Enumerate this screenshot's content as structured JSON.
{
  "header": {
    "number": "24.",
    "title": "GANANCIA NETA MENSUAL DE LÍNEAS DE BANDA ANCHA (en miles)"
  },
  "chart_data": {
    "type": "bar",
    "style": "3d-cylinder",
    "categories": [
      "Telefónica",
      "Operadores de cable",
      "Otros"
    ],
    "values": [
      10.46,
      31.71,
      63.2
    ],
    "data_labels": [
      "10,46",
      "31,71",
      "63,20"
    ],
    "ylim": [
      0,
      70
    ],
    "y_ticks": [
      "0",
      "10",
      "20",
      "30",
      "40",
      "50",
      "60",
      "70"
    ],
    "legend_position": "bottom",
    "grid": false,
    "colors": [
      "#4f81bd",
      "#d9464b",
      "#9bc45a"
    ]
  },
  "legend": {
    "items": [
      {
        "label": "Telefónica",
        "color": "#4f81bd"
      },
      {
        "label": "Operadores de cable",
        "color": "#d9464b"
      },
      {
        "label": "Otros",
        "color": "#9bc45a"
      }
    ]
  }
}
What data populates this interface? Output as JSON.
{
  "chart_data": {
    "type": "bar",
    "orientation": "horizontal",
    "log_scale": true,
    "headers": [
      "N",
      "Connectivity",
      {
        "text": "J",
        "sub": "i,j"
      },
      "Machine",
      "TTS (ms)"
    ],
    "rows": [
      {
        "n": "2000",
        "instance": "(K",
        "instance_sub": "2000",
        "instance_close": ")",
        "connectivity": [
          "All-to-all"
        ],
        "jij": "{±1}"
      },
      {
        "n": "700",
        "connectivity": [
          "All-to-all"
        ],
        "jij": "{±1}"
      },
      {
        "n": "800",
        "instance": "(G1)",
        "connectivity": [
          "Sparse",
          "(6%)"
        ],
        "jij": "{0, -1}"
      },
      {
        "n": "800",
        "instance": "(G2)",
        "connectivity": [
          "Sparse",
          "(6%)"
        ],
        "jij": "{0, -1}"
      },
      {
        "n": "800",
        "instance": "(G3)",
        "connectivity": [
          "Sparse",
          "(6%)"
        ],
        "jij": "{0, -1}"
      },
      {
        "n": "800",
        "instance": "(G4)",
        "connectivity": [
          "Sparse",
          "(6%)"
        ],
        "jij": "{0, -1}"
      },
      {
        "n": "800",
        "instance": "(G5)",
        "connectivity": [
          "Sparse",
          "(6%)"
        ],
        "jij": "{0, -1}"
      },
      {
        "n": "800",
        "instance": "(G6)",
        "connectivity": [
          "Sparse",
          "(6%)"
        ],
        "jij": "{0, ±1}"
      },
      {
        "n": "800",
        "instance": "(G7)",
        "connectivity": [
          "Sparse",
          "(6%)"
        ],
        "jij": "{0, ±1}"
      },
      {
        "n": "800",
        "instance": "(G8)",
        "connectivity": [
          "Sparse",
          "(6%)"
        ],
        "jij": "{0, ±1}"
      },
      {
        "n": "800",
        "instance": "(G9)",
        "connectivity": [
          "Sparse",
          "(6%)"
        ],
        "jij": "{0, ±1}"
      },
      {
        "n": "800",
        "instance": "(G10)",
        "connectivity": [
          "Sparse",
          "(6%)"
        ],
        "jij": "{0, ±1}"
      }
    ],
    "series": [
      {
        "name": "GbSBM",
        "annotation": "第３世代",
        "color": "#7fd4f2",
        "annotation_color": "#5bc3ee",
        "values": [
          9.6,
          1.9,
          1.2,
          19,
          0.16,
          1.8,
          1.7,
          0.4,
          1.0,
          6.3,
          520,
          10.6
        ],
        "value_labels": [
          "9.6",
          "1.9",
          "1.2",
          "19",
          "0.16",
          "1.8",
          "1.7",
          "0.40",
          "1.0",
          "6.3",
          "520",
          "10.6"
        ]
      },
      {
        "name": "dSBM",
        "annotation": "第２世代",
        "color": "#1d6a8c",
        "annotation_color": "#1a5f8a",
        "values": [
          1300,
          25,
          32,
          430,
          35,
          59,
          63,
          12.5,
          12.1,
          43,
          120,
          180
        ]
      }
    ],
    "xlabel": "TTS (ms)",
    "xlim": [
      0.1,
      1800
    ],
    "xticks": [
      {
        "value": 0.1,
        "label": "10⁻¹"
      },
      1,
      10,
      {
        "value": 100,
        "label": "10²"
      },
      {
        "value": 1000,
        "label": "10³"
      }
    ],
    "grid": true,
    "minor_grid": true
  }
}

---+---

Your objective => Report only the number of lines that hold the string "cable" in this listing.

Written solution => 2